** begin **

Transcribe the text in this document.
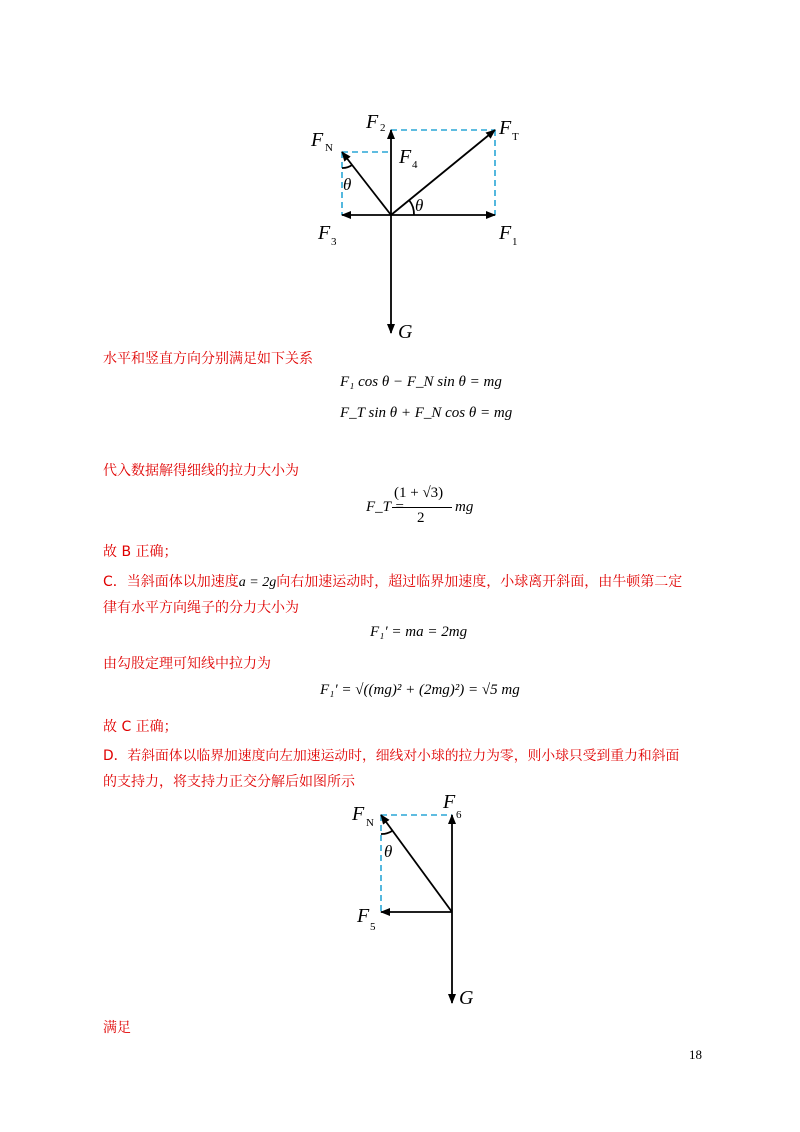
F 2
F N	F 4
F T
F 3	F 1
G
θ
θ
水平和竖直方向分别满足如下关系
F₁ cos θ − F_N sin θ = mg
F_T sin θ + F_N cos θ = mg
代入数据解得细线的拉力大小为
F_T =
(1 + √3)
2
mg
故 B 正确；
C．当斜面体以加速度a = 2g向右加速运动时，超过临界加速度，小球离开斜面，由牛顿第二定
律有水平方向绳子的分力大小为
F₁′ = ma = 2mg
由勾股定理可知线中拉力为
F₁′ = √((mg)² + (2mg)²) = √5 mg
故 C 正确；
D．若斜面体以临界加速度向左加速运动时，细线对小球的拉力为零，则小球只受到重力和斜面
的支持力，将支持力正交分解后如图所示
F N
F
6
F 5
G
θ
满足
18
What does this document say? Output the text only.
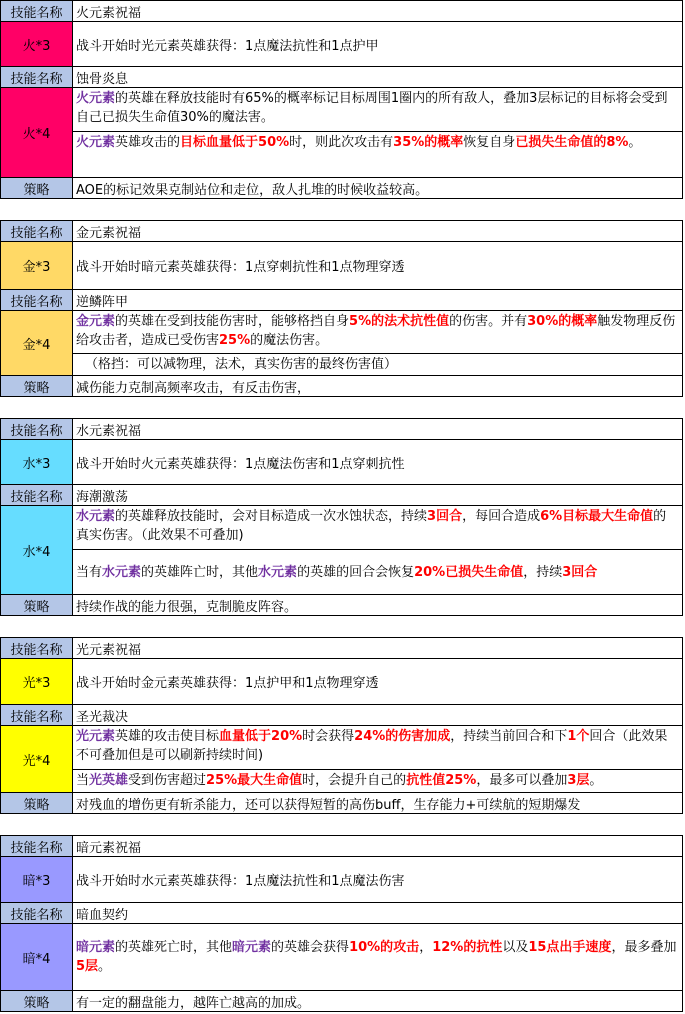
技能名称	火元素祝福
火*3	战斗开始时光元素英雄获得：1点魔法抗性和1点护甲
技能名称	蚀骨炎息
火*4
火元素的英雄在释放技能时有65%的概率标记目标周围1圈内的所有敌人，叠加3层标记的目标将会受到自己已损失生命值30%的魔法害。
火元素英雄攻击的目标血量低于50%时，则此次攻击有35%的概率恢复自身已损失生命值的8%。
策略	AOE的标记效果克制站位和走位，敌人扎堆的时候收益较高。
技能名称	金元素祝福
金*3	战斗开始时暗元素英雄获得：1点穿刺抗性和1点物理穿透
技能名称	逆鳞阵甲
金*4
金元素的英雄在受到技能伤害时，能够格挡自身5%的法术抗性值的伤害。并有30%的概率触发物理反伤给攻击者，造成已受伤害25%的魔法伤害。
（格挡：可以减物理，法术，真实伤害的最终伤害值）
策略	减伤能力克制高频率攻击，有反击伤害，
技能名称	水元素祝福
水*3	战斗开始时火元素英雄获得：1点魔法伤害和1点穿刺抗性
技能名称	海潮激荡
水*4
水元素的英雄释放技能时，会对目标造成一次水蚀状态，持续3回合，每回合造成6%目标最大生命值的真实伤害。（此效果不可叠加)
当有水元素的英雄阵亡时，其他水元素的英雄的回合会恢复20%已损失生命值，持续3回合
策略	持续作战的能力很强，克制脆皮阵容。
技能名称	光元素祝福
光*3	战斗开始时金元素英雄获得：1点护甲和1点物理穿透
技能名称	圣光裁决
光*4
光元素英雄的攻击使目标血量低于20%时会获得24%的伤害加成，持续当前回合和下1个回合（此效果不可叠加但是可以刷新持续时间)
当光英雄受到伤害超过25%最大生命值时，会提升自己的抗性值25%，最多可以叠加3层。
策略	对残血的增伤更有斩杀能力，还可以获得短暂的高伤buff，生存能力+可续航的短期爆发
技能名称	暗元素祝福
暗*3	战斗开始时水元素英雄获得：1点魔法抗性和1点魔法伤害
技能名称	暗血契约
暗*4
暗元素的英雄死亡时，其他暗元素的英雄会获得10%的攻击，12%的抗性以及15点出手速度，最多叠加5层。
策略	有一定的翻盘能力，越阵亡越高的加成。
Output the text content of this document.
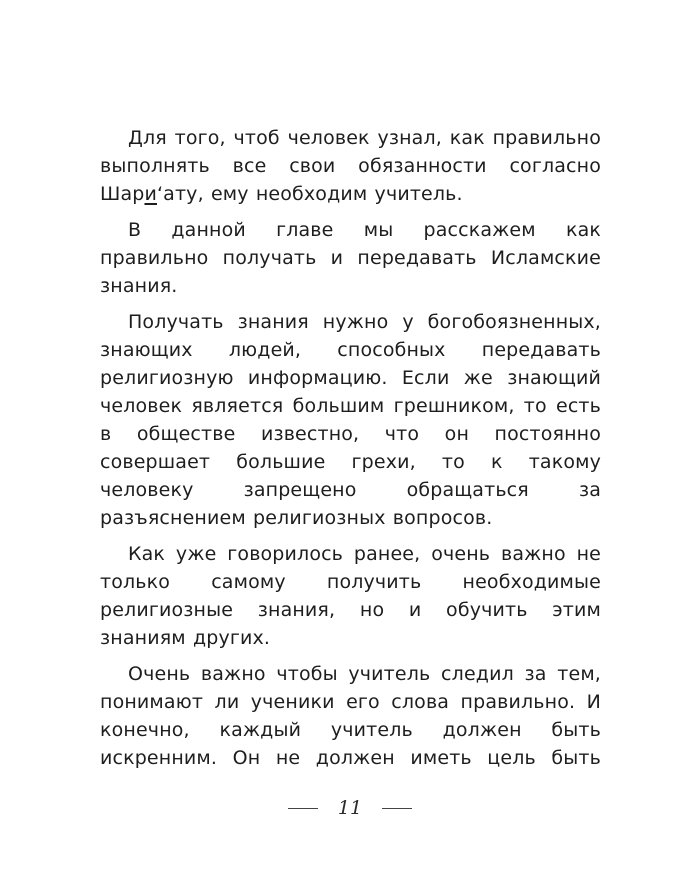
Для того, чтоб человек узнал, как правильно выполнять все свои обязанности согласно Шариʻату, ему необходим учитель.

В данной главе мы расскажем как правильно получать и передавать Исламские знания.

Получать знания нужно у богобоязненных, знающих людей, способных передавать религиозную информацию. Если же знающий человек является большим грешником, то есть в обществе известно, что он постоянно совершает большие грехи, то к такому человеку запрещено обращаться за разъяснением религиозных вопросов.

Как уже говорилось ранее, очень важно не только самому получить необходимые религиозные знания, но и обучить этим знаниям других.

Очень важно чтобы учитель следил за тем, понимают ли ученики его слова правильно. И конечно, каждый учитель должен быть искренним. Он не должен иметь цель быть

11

** end **

#### Exercise prompt
Gather every line from the listing above in which "правильно" appears, and copy those lines.

#### Answer in full
Для того, чтоб человек узнал, как правильно выполнять все свои обязанности согласно Шариʻату, ему необходим учитель.
В данной главе мы расскажем как правильно получать и передавать Исламские знания.
Очень важно чтобы учитель следил за тем, понимают ли ученики его слова правильно. И конечно, каждый учитель должен быть искренним. Он не должен иметь цель быть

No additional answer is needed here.